-- START OF Supplied material --

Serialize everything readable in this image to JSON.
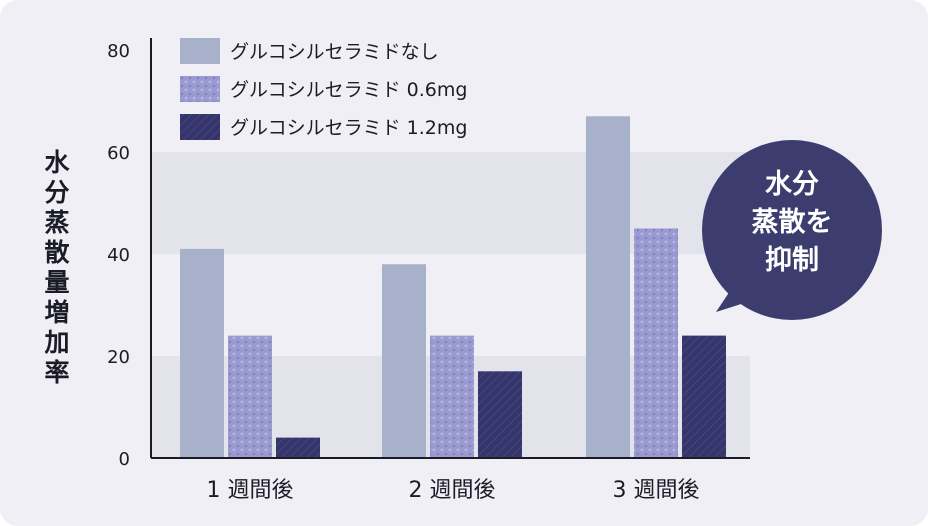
{
  "chart_data": {
    "type": "bar",
    "categories": [
      "1 週間後",
      "2 週間後",
      "3 週間後"
    ],
    "series": [
      {
        "name": "グルコシルセラミドなし",
        "values": [
          41,
          38,
          67
        ]
      },
      {
        "name": "グルコシルセラミド 0.6mg",
        "values": [
          24,
          24,
          45
        ]
      },
      {
        "name": "グルコシルセラミド 1.2mg",
        "values": [
          4,
          17,
          24
        ]
      }
    ],
    "ylabel": "水分蒸散量増加率",
    "xlabel": "",
    "ylim": [
      0,
      80
    ],
    "yticks": [
      0,
      20,
      40,
      60,
      80
    ],
    "legend_position": "top-left",
    "colors": {
      "series0": "#a8b1ca",
      "series1": "#9a9ad0",
      "series2": "#35356b",
      "band": "#e3e3ec",
      "axis": "#1c1c28",
      "bubble": "#3c3c6e"
    }
  },
  "callout": {
    "text": "水分\n蒸散を\n抑制"
  }
}
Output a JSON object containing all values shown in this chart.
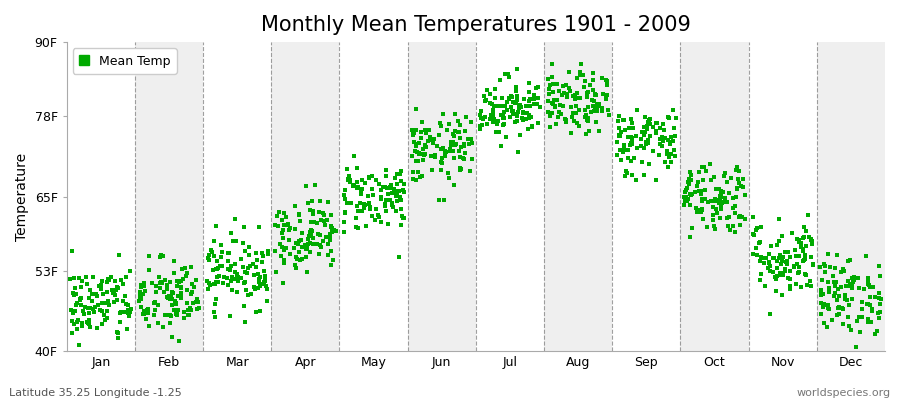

-- END OF Supplied material --

[Written problem]
Omitting all images, retype each line of the records precisely.

[Solution for this exercise]
Serialize everything readable in this image to JSON.
{
  "chart_data": {
    "type": "bar",
    "categories": [
      "1 週間後",
      "2 週間後",
      "3 週間後"
    ],
    "series": [
      {
        "name": "グルコシルセラミドなし",
        "values": [
          41,
          38,
          67
        ]
      },
      {
        "name": "グルコシルセラミド 0.6mg",
        "values": [
          24,
          24,
          45
        ]
      },
      {
        "name": "グルコシルセラミド 1.2mg",
        "values": [
          4,
          17,
          24
        ]
      }
    ],
    "ylabel": "水分蒸散量増加率",
    "xlabel": "",
    "ylim": [
      0,
      80
    ],
    "yticks": [
      0,
      20,
      40,
      60,
      80
    ],
    "legend_position": "top-left",
    "colors": {
      "series0": "#a8b1ca",
      "series1": "#9a9ad0",
      "series2": "#35356b",
      "band": "#e3e3ec",
      "axis": "#1c1c28",
      "bubble": "#3c3c6e"
    }
  },
  "callout": {
    "text": "水分\n蒸散を\n抑制"
  }
}
Output a JSON object containing all values shown in this chart.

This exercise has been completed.